**Data section:**
━━━━━━━━━━━━━━━━

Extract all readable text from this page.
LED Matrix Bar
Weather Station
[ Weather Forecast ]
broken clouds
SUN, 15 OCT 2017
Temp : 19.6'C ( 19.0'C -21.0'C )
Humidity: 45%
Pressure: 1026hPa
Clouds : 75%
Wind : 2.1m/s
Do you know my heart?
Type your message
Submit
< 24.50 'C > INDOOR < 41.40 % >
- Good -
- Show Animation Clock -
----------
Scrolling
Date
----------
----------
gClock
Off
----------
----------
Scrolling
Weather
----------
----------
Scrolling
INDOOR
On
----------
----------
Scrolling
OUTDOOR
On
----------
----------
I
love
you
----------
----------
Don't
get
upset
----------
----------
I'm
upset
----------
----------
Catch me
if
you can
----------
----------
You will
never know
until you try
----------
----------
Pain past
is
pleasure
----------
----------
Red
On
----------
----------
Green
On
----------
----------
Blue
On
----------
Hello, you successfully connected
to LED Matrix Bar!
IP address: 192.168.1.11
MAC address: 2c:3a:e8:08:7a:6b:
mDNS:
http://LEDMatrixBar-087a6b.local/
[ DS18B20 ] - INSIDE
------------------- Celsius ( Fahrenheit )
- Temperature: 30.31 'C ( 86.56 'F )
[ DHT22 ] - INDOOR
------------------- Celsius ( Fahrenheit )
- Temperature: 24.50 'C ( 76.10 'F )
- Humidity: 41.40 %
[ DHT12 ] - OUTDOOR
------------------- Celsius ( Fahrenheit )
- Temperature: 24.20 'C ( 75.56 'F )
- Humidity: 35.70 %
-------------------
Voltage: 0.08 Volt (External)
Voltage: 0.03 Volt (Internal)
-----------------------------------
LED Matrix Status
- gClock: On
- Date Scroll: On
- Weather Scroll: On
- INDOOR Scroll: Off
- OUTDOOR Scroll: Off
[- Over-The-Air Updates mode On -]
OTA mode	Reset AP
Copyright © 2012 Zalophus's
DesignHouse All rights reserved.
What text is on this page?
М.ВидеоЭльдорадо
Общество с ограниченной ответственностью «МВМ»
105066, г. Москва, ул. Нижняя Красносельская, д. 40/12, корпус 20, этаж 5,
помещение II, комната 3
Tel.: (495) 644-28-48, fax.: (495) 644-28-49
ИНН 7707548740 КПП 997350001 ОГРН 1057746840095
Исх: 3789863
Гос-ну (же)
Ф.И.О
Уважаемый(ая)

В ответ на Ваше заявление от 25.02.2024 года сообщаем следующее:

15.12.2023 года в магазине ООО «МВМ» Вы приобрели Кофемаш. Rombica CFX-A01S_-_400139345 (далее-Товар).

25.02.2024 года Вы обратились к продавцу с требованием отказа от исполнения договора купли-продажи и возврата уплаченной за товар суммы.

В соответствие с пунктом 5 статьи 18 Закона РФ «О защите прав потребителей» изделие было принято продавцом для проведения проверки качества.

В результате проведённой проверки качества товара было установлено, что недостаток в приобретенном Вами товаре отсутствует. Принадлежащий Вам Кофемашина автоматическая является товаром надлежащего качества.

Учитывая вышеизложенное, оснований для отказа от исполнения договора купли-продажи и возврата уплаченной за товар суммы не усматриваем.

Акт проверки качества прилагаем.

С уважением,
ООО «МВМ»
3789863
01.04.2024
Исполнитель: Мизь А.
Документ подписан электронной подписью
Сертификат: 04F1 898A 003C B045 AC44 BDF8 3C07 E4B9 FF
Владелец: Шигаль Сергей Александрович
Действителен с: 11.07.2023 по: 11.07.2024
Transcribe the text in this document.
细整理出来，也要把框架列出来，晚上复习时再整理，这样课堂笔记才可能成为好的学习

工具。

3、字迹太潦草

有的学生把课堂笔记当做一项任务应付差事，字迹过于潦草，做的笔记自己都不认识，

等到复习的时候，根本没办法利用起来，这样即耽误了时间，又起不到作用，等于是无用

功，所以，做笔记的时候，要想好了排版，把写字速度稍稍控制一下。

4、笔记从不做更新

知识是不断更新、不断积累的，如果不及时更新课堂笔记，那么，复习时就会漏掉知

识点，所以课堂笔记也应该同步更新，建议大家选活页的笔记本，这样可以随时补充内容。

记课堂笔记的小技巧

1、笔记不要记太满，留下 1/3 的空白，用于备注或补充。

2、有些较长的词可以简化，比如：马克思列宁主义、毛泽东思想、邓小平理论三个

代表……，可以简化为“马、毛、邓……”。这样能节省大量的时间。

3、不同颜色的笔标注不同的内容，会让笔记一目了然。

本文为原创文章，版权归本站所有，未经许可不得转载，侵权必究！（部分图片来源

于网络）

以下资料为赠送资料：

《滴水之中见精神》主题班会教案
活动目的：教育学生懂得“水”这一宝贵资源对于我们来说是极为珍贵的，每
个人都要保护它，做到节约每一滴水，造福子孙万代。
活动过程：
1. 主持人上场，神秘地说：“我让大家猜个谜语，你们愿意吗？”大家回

━━━━━━━━━━━━━━━━

**Description of the task:** Output the complete data exactly as written.

**Output of the exercise:**
Extract all readable text from this page.
LED Matrix Bar
Weather Station
[ Weather Forecast ]
broken clouds
SUN, 15 OCT 2017
Temp : 19.6'C ( 19.0'C -21.0'C )
Humidity: 45%
Pressure: 1026hPa
Clouds : 75%
Wind : 2.1m/s
Do you know my heart?
Type your message
Submit
< 24.50 'C > INDOOR < 41.40 % >
- Good -
- Show Animation Clock -
----------
Scrolling
Date
----------
----------
gClock
Off
----------
----------
Scrolling
Weather
----------
----------
Scrolling
INDOOR
On
----------
----------
Scrolling
OUTDOOR
On
----------
----------
I
love
you
----------
----------
Don't
get
upset
----------
----------
I'm
upset
----------
----------
Catch me
if
you can
----------
----------
You will
never know
until you try
----------
----------
Pain past
is
pleasure
----------
----------
Red
On
----------
----------
Green
On
----------
----------
Blue
On
----------
Hello, you successfully connected
to LED Matrix Bar!
IP address: 192.168.1.11
MAC address: 2c:3a:e8:08:7a:6b:
mDNS:
http://LEDMatrixBar-087a6b.local/
[ DS18B20 ] - INSIDE
------------------- Celsius ( Fahrenheit )
- Temperature: 30.31 'C ( 86.56 'F )
[ DHT22 ] - INDOOR
------------------- Celsius ( Fahrenheit )
- Temperature: 24.50 'C ( 76.10 'F )
- Humidity: 41.40 %
[ DHT12 ] - OUTDOOR
------------------- Celsius ( Fahrenheit )
- Temperature: 24.20 'C ( 75.56 'F )
- Humidity: 35.70 %
-------------------
Voltage: 0.08 Volt (External)
Voltage: 0.03 Volt (Internal)
-----------------------------------
LED Matrix Status
- gClock: On
- Date Scroll: On
- Weather Scroll: On
- INDOOR Scroll: Off
- OUTDOOR Scroll: Off
[- Over-The-Air Updates mode On -]
OTA mode	Reset AP
Copyright © 2012 Zalophus's
DesignHouse All rights reserved.
What text is on this page?
М.ВидеоЭльдорадо
Общество с ограниченной ответственностью «МВМ»
105066, г. Москва, ул. Нижняя Красносельская, д. 40/12, корпус 20, этаж 5,
помещение II, комната 3
Tel.: (495) 644-28-48, fax.: (495) 644-28-49
ИНН 7707548740 КПП 997350001 ОГРН 1057746840095
Исх: 3789863
Гос-ну (же)
Ф.И.О
Уважаемый(ая)

В ответ на Ваше заявление от 25.02.2024 года сообщаем следующее:

15.12.2023 года в магазине ООО «МВМ» Вы приобрели Кофемаш. Rombica CFX-A01S_-_400139345 (далее-Товар).

25.02.2024 года Вы обратились к продавцу с требованием отказа от исполнения договора купли-продажи и возврата уплаченной за товар суммы.

В соответствие с пунктом 5 статьи 18 Закона РФ «О защите прав потребителей» изделие было принято продавцом для проведения проверки качества.

В результате проведённой проверки качества товара было установлено, что недостаток в приобретенном Вами товаре отсутствует. Принадлежащий Вам Кофемашина автоматическая является товаром надлежащего качества.

Учитывая вышеизложенное, оснований для отказа от исполнения договора купли-продажи и возврата уплаченной за товар суммы не усматриваем.

Акт проверки качества прилагаем.

С уважением,
ООО «МВМ»
3789863
01.04.2024
Исполнитель: Мизь А.
Документ подписан электронной подписью
Сертификат: 04F1 898A 003C B045 AC44 BDF8 3C07 E4B9 FF
Владелец: Шигаль Сергей Александрович
Действителен с: 11.07.2023 по: 11.07.2024
Transcribe the text in this document.
细整理出来，也要把框架列出来，晚上复习时再整理，这样课堂笔记才可能成为好的学习

工具。

3、字迹太潦草

有的学生把课堂笔记当做一项任务应付差事，字迹过于潦草，做的笔记自己都不认识，

等到复习的时候，根本没办法利用起来，这样即耽误了时间，又起不到作用，等于是无用

功，所以，做笔记的时候，要想好了排版，把写字速度稍稍控制一下。

4、笔记从不做更新

知识是不断更新、不断积累的，如果不及时更新课堂笔记，那么，复习时就会漏掉知

识点，所以课堂笔记也应该同步更新，建议大家选活页的笔记本，这样可以随时补充内容。

记课堂笔记的小技巧

1、笔记不要记太满，留下 1/3 的空白，用于备注或补充。

2、有些较长的词可以简化，比如：马克思列宁主义、毛泽东思想、邓小平理论三个

代表……，可以简化为“马、毛、邓……”。这样能节省大量的时间。

3、不同颜色的笔标注不同的内容，会让笔记一目了然。

本文为原创文章，版权归本站所有，未经许可不得转载，侵权必究！（部分图片来源

于网络）

以下资料为赠送资料：

《滴水之中见精神》主题班会教案
活动目的：教育学生懂得“水”这一宝贵资源对于我们来说是极为珍贵的，每
个人都要保护它，做到节约每一滴水，造福子孙万代。
活动过程：
1. 主持人上场，神秘地说：“我让大家猜个谜语，你们愿意吗？”大家回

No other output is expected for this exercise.